Goal of the exercise
Look for the string "this" and copy every line that has it.
─── Given records ───
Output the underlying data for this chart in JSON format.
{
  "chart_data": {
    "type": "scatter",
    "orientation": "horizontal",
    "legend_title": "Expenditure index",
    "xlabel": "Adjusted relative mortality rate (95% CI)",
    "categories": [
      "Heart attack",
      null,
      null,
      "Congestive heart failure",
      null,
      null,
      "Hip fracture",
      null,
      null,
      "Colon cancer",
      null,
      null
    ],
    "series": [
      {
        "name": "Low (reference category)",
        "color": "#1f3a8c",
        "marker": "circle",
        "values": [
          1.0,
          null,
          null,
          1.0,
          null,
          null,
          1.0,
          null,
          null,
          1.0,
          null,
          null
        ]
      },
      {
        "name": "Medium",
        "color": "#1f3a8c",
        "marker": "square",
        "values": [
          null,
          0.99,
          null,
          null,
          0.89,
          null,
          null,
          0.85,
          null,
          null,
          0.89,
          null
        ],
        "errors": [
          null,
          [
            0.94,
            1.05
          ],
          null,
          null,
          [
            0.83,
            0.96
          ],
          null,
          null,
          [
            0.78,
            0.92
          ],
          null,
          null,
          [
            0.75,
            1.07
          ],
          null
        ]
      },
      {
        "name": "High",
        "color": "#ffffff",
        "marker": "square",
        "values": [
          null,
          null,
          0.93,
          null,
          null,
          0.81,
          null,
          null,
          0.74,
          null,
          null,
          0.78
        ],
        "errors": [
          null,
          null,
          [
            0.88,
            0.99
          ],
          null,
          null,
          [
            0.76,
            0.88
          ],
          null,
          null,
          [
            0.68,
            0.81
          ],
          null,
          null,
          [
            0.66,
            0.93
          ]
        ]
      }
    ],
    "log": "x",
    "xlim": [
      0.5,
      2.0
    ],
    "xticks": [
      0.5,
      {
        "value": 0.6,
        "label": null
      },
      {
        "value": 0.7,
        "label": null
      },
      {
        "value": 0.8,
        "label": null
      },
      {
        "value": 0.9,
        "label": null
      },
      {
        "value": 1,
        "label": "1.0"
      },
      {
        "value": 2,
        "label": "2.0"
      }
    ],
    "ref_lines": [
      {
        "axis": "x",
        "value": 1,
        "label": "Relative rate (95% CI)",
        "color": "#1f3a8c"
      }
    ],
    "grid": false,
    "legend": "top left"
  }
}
───
─── Given records ───
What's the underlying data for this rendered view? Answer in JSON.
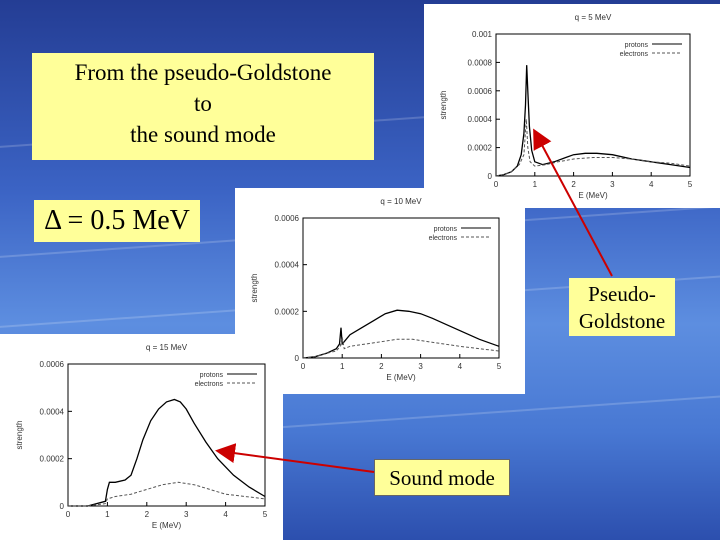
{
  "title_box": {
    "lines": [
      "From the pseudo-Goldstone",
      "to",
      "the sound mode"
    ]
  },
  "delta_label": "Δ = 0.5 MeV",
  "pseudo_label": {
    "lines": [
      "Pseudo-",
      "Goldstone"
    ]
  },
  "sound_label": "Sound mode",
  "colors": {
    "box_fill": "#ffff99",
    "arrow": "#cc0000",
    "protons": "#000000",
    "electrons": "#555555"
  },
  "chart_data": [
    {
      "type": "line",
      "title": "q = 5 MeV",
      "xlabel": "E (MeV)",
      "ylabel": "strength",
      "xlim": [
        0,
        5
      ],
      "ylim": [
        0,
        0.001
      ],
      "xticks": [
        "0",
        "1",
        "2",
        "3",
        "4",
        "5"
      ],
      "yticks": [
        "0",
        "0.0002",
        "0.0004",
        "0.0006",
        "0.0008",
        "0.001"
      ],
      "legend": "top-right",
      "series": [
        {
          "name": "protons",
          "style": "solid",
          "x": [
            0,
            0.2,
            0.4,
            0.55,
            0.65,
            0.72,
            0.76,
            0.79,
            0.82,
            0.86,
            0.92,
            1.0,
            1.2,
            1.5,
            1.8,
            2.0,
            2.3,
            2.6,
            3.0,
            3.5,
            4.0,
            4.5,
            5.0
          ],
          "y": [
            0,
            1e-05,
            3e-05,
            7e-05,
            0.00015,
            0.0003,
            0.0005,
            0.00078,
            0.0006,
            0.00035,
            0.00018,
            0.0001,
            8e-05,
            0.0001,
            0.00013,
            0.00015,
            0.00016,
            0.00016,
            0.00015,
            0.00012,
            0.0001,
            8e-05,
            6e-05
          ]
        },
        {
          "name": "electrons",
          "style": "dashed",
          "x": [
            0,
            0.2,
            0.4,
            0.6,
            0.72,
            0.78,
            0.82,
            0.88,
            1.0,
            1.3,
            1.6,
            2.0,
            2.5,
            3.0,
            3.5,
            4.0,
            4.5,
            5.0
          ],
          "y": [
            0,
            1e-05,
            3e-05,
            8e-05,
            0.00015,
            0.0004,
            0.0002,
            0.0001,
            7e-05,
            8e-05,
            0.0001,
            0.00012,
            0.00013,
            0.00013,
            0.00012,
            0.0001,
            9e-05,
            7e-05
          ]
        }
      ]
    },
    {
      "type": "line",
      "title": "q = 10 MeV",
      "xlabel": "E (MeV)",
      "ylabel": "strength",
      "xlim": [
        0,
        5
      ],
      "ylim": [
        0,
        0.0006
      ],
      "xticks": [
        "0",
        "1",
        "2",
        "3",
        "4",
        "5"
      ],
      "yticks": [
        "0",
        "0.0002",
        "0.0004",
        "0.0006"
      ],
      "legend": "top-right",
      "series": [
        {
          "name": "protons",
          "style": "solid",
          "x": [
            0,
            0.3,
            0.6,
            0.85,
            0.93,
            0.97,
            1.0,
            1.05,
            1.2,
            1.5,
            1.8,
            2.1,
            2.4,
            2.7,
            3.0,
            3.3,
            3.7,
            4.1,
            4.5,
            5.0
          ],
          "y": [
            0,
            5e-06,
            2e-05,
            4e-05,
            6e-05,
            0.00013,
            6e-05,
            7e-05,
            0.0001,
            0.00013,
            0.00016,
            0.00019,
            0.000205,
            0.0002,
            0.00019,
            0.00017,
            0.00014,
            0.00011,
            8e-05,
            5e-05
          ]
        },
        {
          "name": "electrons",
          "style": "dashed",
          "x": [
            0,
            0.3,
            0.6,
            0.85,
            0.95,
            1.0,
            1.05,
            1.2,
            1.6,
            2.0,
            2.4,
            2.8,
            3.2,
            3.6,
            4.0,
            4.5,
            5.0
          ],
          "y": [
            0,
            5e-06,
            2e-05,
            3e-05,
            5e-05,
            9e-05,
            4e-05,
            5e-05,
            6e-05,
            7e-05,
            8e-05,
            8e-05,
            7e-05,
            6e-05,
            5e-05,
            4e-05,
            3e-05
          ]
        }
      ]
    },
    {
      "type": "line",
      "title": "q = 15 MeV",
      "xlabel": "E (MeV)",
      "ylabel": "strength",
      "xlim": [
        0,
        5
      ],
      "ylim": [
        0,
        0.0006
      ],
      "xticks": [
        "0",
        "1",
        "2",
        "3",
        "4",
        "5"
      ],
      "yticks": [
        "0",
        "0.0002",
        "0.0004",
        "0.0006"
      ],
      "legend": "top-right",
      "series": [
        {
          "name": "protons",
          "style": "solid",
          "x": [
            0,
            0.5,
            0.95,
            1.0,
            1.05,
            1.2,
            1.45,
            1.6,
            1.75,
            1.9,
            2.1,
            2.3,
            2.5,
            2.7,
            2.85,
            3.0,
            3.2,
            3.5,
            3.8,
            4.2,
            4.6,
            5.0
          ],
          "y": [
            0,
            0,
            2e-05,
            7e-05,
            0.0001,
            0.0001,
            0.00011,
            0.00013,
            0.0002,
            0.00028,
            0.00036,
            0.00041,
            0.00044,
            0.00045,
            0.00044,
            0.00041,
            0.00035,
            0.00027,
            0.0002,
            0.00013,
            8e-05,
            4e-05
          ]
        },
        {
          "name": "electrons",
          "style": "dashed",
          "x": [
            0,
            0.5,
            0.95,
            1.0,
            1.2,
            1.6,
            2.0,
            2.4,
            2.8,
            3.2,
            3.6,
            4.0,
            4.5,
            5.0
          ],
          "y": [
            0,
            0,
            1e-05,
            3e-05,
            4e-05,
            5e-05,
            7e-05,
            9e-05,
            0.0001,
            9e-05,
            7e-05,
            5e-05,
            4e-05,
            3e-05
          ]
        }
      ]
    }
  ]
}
───
Finished exercise
Output the underlying data for this chart in JSON format.
What's the underlying data for this rendered view? Answer in JSON.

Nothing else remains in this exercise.